PROBLEM TO SOLVE ▸ Copy out all lines of the records in which the word "script" appears.

DATA FOR THIS EXERCISE ▸
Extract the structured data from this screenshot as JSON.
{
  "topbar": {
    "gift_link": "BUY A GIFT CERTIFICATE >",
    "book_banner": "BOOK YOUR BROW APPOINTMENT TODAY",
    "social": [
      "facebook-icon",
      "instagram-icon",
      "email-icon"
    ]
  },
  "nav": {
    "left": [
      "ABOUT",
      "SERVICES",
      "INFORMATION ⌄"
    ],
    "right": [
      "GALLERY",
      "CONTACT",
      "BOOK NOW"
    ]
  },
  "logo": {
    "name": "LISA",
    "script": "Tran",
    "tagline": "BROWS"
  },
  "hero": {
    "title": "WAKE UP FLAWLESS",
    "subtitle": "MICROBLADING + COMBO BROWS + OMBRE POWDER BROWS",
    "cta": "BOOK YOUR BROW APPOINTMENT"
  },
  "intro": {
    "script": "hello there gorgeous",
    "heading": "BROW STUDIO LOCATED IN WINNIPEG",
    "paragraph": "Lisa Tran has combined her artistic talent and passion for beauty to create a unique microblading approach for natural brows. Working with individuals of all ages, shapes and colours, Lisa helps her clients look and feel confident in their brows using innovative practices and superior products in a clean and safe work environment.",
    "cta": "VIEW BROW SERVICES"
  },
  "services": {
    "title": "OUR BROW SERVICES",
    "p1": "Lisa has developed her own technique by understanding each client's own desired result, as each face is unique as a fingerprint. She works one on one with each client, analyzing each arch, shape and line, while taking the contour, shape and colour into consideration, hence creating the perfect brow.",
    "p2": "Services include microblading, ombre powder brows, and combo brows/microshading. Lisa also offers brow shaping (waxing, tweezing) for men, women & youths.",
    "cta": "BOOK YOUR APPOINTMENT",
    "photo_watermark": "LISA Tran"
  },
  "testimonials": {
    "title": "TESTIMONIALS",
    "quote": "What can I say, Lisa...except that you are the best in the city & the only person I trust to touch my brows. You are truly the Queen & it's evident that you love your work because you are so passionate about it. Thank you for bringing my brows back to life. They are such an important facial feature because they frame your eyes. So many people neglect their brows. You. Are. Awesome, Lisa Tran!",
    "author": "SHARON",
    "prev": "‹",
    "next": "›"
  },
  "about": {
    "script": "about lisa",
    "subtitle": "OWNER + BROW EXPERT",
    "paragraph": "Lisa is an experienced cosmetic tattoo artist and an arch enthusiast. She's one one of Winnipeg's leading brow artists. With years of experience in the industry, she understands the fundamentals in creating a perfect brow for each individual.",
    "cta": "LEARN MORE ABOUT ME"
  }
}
...
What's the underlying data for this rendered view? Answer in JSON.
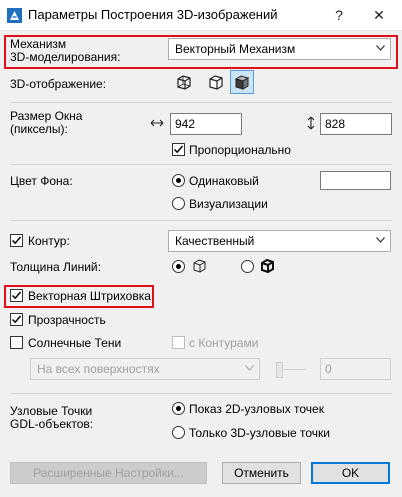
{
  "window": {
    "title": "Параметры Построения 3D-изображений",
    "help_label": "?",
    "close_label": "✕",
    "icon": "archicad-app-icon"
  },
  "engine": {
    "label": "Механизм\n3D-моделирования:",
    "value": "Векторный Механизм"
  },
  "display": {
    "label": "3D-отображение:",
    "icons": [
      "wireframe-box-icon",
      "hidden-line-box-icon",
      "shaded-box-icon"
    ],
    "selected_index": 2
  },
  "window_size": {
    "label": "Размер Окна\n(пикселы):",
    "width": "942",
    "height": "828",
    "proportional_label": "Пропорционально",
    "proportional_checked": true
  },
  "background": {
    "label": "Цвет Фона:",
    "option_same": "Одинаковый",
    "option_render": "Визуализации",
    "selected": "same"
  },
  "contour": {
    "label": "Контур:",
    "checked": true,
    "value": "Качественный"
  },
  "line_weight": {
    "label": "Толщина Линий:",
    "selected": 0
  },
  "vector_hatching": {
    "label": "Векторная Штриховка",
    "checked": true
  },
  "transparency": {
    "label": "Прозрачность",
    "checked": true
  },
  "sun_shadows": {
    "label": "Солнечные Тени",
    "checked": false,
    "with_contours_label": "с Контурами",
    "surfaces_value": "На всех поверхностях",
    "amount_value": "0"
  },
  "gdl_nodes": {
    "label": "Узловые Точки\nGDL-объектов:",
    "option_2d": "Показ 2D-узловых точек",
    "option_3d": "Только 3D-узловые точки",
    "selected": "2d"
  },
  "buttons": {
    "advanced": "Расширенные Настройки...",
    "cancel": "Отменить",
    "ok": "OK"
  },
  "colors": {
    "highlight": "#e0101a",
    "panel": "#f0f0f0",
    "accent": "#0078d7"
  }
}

EXERCISE OUTPUT ▸
    "script": "Tran",
    "script": "hello there gorgeous",
    "script": "about lisa",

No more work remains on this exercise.